◆ **Entries provided**:
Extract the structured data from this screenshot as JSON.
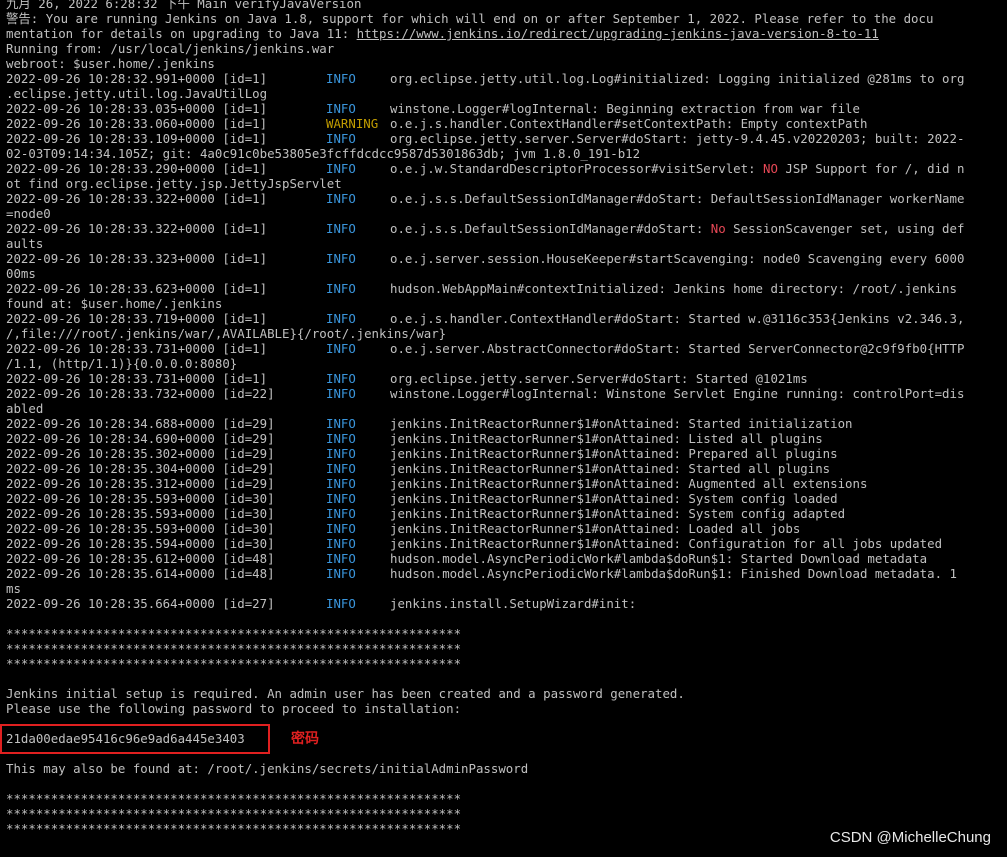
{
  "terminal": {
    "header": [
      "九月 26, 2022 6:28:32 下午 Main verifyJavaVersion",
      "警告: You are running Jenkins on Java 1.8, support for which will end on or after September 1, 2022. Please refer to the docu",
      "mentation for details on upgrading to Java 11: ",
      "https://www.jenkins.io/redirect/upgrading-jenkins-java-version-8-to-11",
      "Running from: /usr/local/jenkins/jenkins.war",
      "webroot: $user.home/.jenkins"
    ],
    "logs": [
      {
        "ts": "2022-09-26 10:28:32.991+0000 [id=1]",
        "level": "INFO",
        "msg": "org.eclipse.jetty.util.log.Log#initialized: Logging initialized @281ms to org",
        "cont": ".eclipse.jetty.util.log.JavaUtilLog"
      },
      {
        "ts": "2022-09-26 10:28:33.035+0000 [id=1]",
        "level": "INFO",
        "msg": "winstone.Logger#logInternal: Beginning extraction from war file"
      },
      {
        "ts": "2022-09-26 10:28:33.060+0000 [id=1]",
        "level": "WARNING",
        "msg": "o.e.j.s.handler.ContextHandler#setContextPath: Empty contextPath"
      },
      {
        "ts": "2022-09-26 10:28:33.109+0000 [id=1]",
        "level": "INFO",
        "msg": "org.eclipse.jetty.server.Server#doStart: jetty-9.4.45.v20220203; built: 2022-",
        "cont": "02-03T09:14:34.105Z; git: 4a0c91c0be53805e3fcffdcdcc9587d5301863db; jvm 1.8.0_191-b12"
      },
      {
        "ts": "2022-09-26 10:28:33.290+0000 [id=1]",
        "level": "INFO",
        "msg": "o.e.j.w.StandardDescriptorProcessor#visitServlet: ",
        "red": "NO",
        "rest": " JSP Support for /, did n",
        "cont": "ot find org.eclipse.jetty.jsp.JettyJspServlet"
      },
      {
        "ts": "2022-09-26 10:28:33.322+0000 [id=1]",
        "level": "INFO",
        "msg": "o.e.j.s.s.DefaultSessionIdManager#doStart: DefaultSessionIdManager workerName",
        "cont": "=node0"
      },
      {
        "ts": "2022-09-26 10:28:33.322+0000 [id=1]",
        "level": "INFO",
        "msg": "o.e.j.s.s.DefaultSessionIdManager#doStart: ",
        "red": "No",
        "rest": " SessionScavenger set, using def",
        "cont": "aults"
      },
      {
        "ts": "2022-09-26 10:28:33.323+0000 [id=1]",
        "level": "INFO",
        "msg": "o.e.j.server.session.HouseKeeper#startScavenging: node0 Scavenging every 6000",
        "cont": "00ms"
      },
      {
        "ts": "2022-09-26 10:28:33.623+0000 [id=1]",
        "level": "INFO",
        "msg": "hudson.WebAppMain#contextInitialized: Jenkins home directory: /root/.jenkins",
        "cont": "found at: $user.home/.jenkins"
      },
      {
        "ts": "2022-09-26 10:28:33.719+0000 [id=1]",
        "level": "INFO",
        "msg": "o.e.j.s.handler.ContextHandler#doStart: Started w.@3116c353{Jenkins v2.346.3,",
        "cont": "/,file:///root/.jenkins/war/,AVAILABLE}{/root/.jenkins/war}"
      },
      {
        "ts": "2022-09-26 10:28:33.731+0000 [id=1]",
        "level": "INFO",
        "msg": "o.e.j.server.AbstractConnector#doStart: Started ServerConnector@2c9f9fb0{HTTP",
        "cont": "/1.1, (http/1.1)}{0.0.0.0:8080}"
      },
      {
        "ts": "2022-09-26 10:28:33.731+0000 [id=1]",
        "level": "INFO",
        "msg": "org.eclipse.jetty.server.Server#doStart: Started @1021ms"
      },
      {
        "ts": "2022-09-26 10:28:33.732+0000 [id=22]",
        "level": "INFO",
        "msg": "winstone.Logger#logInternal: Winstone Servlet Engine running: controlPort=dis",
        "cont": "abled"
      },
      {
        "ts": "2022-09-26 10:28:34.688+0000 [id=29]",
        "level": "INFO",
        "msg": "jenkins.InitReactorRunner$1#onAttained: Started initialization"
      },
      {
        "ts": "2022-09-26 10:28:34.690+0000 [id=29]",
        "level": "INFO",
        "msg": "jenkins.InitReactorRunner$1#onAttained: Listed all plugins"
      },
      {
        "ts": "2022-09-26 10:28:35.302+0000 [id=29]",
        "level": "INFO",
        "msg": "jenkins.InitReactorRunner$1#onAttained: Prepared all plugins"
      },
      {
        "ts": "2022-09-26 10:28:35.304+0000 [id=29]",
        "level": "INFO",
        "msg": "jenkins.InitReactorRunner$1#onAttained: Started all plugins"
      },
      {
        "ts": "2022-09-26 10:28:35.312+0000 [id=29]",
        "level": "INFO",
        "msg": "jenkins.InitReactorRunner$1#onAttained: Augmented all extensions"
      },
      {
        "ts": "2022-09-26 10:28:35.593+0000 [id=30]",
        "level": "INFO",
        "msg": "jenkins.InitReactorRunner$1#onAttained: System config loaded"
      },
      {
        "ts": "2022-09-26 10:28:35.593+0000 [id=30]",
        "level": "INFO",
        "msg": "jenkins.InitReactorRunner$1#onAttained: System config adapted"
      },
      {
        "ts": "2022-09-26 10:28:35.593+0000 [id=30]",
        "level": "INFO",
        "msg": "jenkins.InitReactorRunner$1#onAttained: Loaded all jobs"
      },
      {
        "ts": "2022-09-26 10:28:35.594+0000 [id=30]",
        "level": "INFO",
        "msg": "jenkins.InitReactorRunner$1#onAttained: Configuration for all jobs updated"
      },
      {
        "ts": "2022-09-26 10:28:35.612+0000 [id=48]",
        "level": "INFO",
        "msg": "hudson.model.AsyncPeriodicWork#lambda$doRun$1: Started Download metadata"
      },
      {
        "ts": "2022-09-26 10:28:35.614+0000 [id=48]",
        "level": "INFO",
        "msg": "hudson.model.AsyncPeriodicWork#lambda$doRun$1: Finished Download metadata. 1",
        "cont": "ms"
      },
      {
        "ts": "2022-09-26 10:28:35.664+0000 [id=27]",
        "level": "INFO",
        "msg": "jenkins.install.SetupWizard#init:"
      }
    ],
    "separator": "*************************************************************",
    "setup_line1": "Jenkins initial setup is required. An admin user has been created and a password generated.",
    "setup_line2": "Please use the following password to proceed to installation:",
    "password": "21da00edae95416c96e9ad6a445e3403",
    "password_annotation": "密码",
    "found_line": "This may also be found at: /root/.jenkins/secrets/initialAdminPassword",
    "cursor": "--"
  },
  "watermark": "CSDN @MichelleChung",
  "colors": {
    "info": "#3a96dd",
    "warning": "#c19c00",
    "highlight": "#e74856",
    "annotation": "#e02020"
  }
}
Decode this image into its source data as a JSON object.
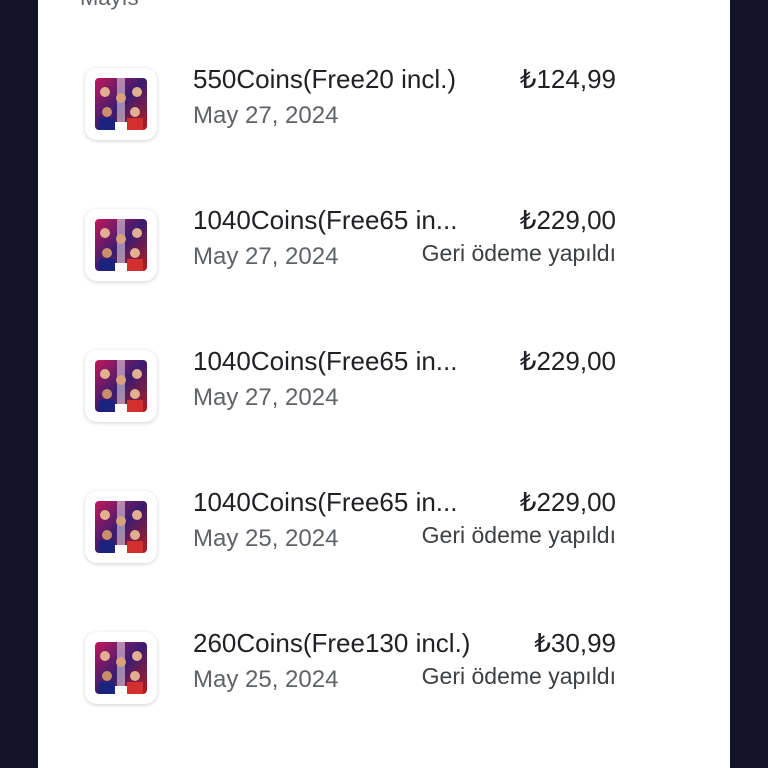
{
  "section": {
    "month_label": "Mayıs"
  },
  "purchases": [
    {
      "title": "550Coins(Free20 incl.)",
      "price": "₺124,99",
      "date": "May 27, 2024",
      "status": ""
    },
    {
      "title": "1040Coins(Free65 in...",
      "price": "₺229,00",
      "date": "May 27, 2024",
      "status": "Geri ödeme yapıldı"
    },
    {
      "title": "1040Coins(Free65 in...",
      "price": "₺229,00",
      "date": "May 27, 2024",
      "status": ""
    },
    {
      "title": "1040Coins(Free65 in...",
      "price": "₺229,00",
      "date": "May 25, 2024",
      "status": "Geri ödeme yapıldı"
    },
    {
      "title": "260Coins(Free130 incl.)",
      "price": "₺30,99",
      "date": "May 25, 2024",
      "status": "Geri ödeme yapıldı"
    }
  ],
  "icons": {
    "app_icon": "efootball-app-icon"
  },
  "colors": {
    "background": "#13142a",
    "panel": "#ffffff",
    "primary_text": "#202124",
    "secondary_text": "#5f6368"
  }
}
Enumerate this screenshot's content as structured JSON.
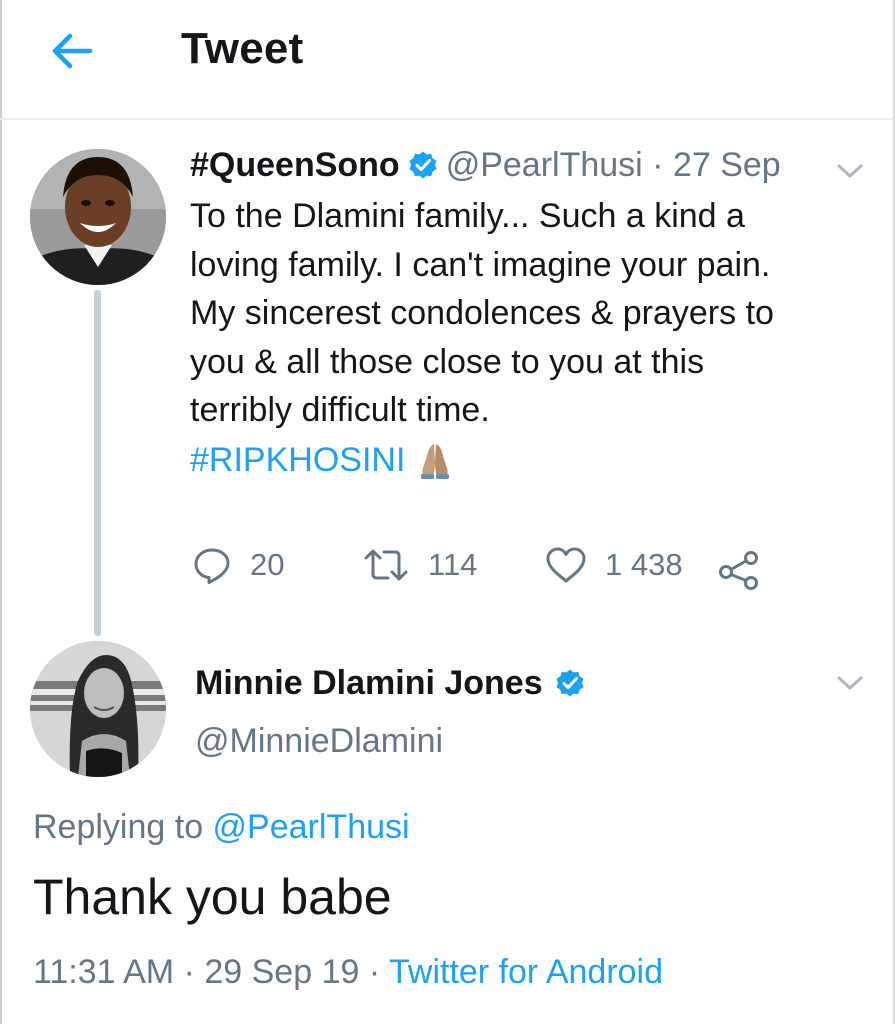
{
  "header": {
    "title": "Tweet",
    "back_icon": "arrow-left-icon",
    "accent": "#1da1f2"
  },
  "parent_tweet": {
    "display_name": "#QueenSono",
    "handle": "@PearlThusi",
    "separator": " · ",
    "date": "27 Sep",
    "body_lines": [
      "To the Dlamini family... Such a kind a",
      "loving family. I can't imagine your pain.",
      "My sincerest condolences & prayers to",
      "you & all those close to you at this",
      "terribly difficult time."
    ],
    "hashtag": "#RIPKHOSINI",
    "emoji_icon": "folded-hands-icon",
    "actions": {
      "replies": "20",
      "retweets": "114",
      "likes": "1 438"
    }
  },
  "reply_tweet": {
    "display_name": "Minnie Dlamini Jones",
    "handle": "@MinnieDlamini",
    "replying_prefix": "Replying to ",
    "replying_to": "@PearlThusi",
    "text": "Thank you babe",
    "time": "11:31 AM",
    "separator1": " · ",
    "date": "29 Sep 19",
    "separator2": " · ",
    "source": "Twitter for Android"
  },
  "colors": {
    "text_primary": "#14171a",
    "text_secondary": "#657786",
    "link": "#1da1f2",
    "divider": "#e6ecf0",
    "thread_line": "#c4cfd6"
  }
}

◆ **What you need to do**: List every line from the entries above in which "doRun" appears.

◆ **Solution below**:
        "msg": "hudson.model.AsyncPeriodicWork#lambda$doRun$1: Started Download metadata"
        "msg": "hudson.model.AsyncPeriodicWork#lambda$doRun$1: Finished Download metadata. 1",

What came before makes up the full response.